--- START OF Records supplied ---

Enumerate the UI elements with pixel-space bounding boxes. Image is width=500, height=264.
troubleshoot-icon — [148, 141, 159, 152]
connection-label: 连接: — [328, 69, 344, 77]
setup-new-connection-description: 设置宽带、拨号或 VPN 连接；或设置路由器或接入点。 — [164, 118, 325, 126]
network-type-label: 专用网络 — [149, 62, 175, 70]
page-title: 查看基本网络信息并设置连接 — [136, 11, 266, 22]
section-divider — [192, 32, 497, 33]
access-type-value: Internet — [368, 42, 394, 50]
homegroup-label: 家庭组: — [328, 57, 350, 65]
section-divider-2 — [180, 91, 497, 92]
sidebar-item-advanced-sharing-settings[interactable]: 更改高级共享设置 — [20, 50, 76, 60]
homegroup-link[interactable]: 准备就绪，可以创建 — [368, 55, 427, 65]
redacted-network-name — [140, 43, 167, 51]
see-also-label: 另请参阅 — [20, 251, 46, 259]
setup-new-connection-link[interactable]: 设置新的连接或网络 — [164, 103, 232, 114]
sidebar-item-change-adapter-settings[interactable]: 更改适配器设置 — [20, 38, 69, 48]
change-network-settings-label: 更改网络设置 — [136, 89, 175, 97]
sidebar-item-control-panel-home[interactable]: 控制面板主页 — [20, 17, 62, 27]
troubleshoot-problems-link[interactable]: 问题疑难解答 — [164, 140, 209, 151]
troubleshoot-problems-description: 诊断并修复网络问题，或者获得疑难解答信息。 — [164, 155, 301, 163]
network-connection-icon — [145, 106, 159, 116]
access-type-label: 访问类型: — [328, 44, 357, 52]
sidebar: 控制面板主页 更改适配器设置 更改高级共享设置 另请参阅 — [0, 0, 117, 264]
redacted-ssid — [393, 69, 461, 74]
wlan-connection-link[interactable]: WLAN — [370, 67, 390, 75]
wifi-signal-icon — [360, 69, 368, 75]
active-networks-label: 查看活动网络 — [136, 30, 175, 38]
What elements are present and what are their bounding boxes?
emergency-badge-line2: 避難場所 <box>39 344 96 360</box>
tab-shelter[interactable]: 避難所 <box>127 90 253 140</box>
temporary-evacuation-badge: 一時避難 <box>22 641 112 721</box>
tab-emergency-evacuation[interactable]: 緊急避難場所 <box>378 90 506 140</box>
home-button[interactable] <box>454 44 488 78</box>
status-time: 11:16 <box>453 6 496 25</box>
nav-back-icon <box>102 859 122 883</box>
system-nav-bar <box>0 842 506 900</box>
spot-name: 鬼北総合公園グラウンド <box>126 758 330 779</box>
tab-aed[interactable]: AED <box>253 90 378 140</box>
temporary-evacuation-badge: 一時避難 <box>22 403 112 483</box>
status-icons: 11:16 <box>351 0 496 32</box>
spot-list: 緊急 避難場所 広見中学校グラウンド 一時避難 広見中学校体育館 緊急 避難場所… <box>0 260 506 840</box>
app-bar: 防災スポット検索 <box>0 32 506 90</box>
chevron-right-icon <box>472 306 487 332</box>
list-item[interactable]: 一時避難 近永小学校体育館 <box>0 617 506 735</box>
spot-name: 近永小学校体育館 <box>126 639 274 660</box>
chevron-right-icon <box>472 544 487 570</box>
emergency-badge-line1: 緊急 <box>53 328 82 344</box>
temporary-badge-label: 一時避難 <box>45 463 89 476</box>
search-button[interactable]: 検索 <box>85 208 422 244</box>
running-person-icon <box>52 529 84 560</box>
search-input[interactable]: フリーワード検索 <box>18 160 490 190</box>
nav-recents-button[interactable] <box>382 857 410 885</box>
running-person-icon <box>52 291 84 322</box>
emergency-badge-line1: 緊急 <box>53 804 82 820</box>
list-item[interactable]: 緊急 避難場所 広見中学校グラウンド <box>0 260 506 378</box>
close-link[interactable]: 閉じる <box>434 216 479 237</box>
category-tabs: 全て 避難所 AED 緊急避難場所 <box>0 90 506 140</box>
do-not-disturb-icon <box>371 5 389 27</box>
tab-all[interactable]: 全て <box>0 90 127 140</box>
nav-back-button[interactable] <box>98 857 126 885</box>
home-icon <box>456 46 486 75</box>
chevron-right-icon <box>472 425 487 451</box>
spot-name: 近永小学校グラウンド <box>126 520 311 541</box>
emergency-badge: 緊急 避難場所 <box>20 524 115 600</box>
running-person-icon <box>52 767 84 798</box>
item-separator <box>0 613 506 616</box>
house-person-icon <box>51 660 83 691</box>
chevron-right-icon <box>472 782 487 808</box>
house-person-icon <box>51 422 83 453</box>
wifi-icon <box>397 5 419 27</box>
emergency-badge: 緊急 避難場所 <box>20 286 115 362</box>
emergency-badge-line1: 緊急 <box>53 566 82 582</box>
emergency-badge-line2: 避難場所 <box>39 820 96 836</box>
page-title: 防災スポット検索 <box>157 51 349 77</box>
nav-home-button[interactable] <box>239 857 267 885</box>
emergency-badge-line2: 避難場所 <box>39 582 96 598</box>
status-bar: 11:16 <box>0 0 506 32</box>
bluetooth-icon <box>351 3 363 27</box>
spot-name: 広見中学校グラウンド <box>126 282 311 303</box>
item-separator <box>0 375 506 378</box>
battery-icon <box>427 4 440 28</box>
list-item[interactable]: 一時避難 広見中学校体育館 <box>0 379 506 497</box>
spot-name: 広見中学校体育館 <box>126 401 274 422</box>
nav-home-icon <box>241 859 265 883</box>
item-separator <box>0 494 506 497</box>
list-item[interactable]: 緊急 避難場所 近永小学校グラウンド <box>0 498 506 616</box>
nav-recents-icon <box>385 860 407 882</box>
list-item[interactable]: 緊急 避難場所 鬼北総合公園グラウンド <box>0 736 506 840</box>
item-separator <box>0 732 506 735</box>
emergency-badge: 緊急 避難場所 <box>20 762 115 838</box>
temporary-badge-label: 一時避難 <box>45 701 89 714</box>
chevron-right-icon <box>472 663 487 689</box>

--- END OF Records supplied ---

=== Work to be completed ===
Change every "item-separator" in these lines to "row-divider", leaving everything else the same.

=== Finished exercise ===
Enumerate the UI elements with pixel-space bounding boxes. Image is width=500, height=264.
troubleshoot-icon — [148, 141, 159, 152]
connection-label: 连接: — [328, 69, 344, 77]
setup-new-connection-description: 设置宽带、拨号或 VPN 连接；或设置路由器或接入点。 — [164, 118, 325, 126]
network-type-label: 专用网络 — [149, 62, 175, 70]
page-title: 查看基本网络信息并设置连接 — [136, 11, 266, 22]
section-divider — [192, 32, 497, 33]
access-type-value: Internet — [368, 42, 394, 50]
homegroup-label: 家庭组: — [328, 57, 350, 65]
section-divider-2 — [180, 91, 497, 92]
sidebar-item-advanced-sharing-settings[interactable]: 更改高级共享设置 — [20, 50, 76, 60]
homegroup-link[interactable]: 准备就绪，可以创建 — [368, 55, 427, 65]
redacted-network-name — [140, 43, 167, 51]
see-also-label: 另请参阅 — [20, 251, 46, 259]
setup-new-connection-link[interactable]: 设置新的连接或网络 — [164, 103, 232, 114]
sidebar-item-change-adapter-settings[interactable]: 更改适配器设置 — [20, 38, 69, 48]
change-network-settings-label: 更改网络设置 — [136, 89, 175, 97]
sidebar-item-control-panel-home[interactable]: 控制面板主页 — [20, 17, 62, 27]
troubleshoot-problems-link[interactable]: 问题疑难解答 — [164, 140, 209, 151]
troubleshoot-problems-description: 诊断并修复网络问题，或者获得疑难解答信息。 — [164, 155, 301, 163]
network-connection-icon — [145, 106, 159, 116]
access-type-label: 访问类型: — [328, 44, 357, 52]
sidebar: 控制面板主页 更改适配器设置 更改高级共享设置 另请参阅 — [0, 0, 117, 264]
redacted-ssid — [393, 69, 461, 74]
wlan-connection-link[interactable]: WLAN — [370, 67, 390, 75]
wifi-signal-icon — [360, 69, 368, 75]
active-networks-label: 查看活动网络 — [136, 30, 175, 38]
What elements are present and what are their bounding boxes?
emergency-badge-line2: 避難場所 <box>39 344 96 360</box>
tab-shelter[interactable]: 避難所 <box>127 90 253 140</box>
temporary-evacuation-badge: 一時避難 <box>22 641 112 721</box>
tab-emergency-evacuation[interactable]: 緊急避難場所 <box>378 90 506 140</box>
home-button[interactable] <box>454 44 488 78</box>
status-time: 11:16 <box>453 6 496 25</box>
nav-back-icon <box>102 859 122 883</box>
system-nav-bar <box>0 842 506 900</box>
spot-name: 鬼北総合公園グラウンド <box>126 758 330 779</box>
tab-aed[interactable]: AED <box>253 90 378 140</box>
temporary-evacuation-badge: 一時避難 <box>22 403 112 483</box>
status-icons: 11:16 <box>351 0 496 32</box>
spot-list: 緊急 避難場所 広見中学校グラウンド 一時避難 広見中学校体育館 緊急 避難場所… <box>0 260 506 840</box>
app-bar: 防災スポット検索 <box>0 32 506 90</box>
chevron-right-icon <box>472 306 487 332</box>
list-item[interactable]: 一時避難 近永小学校体育館 <box>0 617 506 735</box>
spot-name: 近永小学校体育館 <box>126 639 274 660</box>
chevron-right-icon <box>472 544 487 570</box>
emergency-badge-line1: 緊急 <box>53 328 82 344</box>
temporary-badge-label: 一時避難 <box>45 463 89 476</box>
search-button[interactable]: 検索 <box>85 208 422 244</box>
running-person-icon <box>52 529 84 560</box>
search-input[interactable]: フリーワード検索 <box>18 160 490 190</box>
nav-recents-button[interactable] <box>382 857 410 885</box>
running-person-icon <box>52 291 84 322</box>
emergency-badge-line1: 緊急 <box>53 804 82 820</box>
list-item[interactable]: 緊急 避難場所 広見中学校グラウンド <box>0 260 506 378</box>
close-link[interactable]: 閉じる <box>434 216 479 237</box>
category-tabs: 全て 避難所 AED 緊急避難場所 <box>0 90 506 140</box>
do-not-disturb-icon <box>371 5 389 27</box>
tab-all[interactable]: 全て <box>0 90 127 140</box>
nav-back-button[interactable] <box>98 857 126 885</box>
home-icon <box>456 46 486 75</box>
chevron-right-icon <box>472 425 487 451</box>
spot-name: 近永小学校グラウンド <box>126 520 311 541</box>
emergency-badge: 緊急 避難場所 <box>20 524 115 600</box>
running-person-icon <box>52 767 84 798</box>
row-divider <box>0 613 506 616</box>
house-person-icon <box>51 660 83 691</box>
chevron-right-icon <box>472 782 487 808</box>
house-person-icon <box>51 422 83 453</box>
wifi-icon <box>397 5 419 27</box>
emergency-badge: 緊急 避難場所 <box>20 286 115 362</box>
emergency-badge-line1: 緊急 <box>53 566 82 582</box>
emergency-badge-line2: 避難場所 <box>39 820 96 836</box>
page-title: 防災スポット検索 <box>157 51 349 77</box>
nav-home-button[interactable] <box>239 857 267 885</box>
emergency-badge-line2: 避難場所 <box>39 582 96 598</box>
status-bar: 11:16 <box>0 0 506 32</box>
bluetooth-icon <box>351 3 363 27</box>
spot-name: 広見中学校グラウンド <box>126 282 311 303</box>
row-divider <box>0 375 506 378</box>
battery-icon <box>427 4 440 28</box>
list-item[interactable]: 一時避難 広見中学校体育館 <box>0 379 506 497</box>
spot-name: 広見中学校体育館 <box>126 401 274 422</box>
nav-home-icon <box>241 859 265 883</box>
row-divider <box>0 494 506 497</box>
list-item[interactable]: 緊急 避難場所 近永小学校グラウンド <box>0 498 506 616</box>
nav-recents-icon <box>385 860 407 882</box>
list-item[interactable]: 緊急 避難場所 鬼北総合公園グラウンド <box>0 736 506 840</box>
row-divider <box>0 732 506 735</box>
emergency-badge: 緊急 避難場所 <box>20 762 115 838</box>
temporary-badge-label: 一時避難 <box>45 701 89 714</box>
chevron-right-icon <box>472 663 487 689</box>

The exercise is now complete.